Pick up the Cassandra email thread below where it ends and write what comes next.

Quoted text →
━━━

Aaron,
Thanks for your email. The test kinda resembles how the actual application
will be.
It is going to be a simple key-value store with 500 million keys per node.
The traffic will be read heavy in steady state, and there will be some keys
that will have a lot more traffic than others. The expected hot rows are
estimated to be anywhere between 500000  to 1 million keys.

I have already populated this test system with 500 million keys, compacted
it all to 1 file to check the size of the bloom filter and the index.

This is how i am estimating my memory for 500 million keys. plz correct me
if i am wrong or if i am missing any step.

bloom filter: 1 gig
index samples: Index file is 8.5 gig. I believe this index file is for all
keys. Index interval is 128. Hence in RAM, this would be (8.5g / 128)*10
(factor for datastructure overhead) = 664 mb (lets say 1 gig)

key cache size (3 million): 3 gigs
memtable_total_space_mb : 2 gigs

This totals 7 gig.
my heap size is 8 gigs.
Is there anything else that i am missing here?
When i do top right now, it shows java as 96% memory, thats a concern
because there is no write load. Should i be looking at any other number
here?

Off heap row cache: 500,000 - 750,000 ~ 3 and 5 gigs (avg row size =
250-500 bytes)

My test system has 16 gigs RAM, production system will mostly have 32 gigs
RAM and 12 spindles instead of 6 that i am testing with.

I changed the underneath filesystem from xfs to ext2, and i am seeing
better results, though not the best.
The cfstats latency is down to 20 ms for 35 qps read load. row cache hit
rate is 0.21, key cache = 0.75.
Measuring from the client side, i am seeing roughly 10-15 ms per key, i
would want even lesser though, any tips would greatly help.
In production,  i am hoping the row cache hit rate will be higher.


The biggest thing that is affecting my system right now is the "Invalid
frame size of 0" error that cassandra server seems to be printing. Its
causing read timeouts every minute or 2 minutes. I havent been able to
figure out a way to fix this one. I see someone else also reported seeing
this, but not sure where the problem is hector, cassandra or thrift.

Thanks
Gurpreet






On Wed, May 30, 2012 at 4:38 PM, aaron morton <aa...@thelastpickle.com>wrote:

> 80 ms per request
>
> sounds high.
>
> I'm doing some guessing here, i am guessing memory usage is the problem..
>
> * I assume you are not longer seeing excessive GC activity.
> * The key cache will not get used when you hit the row cache. I would
> disable the row cache if you have a random workload, which it looks like
> you do.
> * 500 million is a lot of keys to have on a single node. At the default
> index sample of every 128 keys it will have about 4 million samples, which
> is probably taking up a lot of memory.
>
> Is this testing a real world scenario or an abstract benchmark ? IMHO you
> will get more insight from testing something that resembles your
> application.
>
> Cheers
>
> -----------------
> Aaron Morton
> Freelance Developer
> @aaronmorton
> http://www.thelastpickle.com
>
> On 26/05/2012, at 8:48 PM, Gurpreet Singh wrote:
>
> Hi Aaron,
> Here is the latest on this..

━━━

Data section →
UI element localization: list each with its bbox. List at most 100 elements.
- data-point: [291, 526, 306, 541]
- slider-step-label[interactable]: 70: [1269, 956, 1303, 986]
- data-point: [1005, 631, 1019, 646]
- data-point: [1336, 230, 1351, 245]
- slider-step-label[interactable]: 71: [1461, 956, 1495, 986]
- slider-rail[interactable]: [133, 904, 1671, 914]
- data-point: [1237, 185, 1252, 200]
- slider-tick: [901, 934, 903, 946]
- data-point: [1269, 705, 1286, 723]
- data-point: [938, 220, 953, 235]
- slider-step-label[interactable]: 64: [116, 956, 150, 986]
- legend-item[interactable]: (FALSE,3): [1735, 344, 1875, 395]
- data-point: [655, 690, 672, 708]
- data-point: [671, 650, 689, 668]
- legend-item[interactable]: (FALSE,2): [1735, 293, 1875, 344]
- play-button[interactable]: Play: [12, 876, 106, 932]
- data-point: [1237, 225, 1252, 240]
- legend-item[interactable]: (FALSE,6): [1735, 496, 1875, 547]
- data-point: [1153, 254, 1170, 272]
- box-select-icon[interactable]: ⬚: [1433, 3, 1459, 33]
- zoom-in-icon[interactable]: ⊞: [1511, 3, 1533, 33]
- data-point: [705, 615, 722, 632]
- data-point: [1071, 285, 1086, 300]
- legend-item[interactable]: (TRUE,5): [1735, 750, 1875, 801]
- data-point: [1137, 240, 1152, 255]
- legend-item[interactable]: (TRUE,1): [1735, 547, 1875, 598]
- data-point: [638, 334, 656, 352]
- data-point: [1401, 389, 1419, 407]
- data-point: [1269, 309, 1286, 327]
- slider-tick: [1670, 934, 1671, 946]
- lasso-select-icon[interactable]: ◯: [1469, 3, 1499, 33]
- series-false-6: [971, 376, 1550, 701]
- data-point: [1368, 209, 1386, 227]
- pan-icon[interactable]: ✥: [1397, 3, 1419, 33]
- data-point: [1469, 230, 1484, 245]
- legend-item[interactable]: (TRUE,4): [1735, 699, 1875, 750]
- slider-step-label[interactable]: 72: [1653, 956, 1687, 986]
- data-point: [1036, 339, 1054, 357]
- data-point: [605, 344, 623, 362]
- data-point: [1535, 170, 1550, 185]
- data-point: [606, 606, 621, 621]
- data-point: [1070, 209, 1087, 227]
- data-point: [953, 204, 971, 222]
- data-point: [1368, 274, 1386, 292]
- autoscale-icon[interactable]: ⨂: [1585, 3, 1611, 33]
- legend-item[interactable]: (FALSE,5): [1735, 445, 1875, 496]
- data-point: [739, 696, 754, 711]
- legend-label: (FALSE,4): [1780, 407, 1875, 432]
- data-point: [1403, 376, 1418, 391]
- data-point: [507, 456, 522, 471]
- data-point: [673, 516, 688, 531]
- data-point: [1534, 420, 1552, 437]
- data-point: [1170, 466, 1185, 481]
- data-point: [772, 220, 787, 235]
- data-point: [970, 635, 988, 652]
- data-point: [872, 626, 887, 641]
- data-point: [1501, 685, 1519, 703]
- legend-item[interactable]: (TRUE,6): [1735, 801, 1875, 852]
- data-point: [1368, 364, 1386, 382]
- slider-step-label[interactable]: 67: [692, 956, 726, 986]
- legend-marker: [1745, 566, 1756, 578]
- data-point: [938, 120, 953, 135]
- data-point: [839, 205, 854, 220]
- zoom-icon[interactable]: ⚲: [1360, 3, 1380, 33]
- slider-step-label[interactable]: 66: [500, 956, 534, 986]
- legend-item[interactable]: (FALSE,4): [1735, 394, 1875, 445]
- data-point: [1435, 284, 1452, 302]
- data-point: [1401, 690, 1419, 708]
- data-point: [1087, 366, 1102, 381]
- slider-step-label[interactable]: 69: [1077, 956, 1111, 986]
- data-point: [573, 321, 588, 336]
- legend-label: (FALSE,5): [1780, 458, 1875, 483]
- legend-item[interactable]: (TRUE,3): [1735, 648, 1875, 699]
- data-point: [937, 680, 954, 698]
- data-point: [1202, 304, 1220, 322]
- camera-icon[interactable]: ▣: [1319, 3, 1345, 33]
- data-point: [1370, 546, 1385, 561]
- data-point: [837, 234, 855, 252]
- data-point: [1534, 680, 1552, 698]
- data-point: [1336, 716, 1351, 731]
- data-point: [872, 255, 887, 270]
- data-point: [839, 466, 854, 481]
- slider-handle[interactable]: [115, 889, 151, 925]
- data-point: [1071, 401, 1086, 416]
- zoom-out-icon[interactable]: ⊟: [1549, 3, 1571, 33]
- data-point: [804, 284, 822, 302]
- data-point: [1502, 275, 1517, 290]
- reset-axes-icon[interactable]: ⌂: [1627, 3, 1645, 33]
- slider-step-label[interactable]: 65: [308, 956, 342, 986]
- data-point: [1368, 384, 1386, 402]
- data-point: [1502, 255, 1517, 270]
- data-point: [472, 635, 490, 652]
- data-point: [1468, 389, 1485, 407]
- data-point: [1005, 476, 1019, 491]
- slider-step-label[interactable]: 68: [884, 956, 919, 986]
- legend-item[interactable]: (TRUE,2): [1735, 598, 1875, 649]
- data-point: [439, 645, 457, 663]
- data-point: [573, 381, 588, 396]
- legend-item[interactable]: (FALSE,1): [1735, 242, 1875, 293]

━━━

Task answer →
> i switched to a node with 6 disks and running some read tests, and i am
> seeing something weird.
>
> setup:
> 1 node, cassandra 1.0.9, 8 cpu, 16 gig RAM, 6 7200 rpm SATA data disks
> striped 512 kb, commitlog mirrored.
> 1 keyspace with just 1 column family
> random partitioner
> total number of keys: 500 million (the keys are just longs from 1 to 500
> million)
> avg key size: 8 bytes
> bloom filter size: 1 gig
> total disk usage: 70 gigs compacted 1 sstable
> mean compacted row size: 149 bytes
> heap size: 8 gigs
> keycache size: 2 million (takes around 2 gigs in RAM)
> rowcache size: 1 million (off-heap)
> memtable_total_space_mb : 2 gigs
>
> test:
> Trying to do 5 reads per second. Each read is a multigetslice query for
> just 1 key, 2 columns.
>
> observations:
> row cache hit rate: 0.4
> key cache hit rate: 0.0 (this will increase later on as system moves to
> steady state)
> cfstats - 80 ms
>
> iostat (every 5 seconds):
>
> r/s : 400
> %util: 20%  (all disks are at equal utilization)
> await: 65-70 ms (for each disk)
> svctm : 2.11 ms (for each disk)
> r-kB/s - 35000
>
> why this is weird is because..
> 5 reads per second is causing a latency of 80 ms per request (according to
> cfstats). isnt this too high?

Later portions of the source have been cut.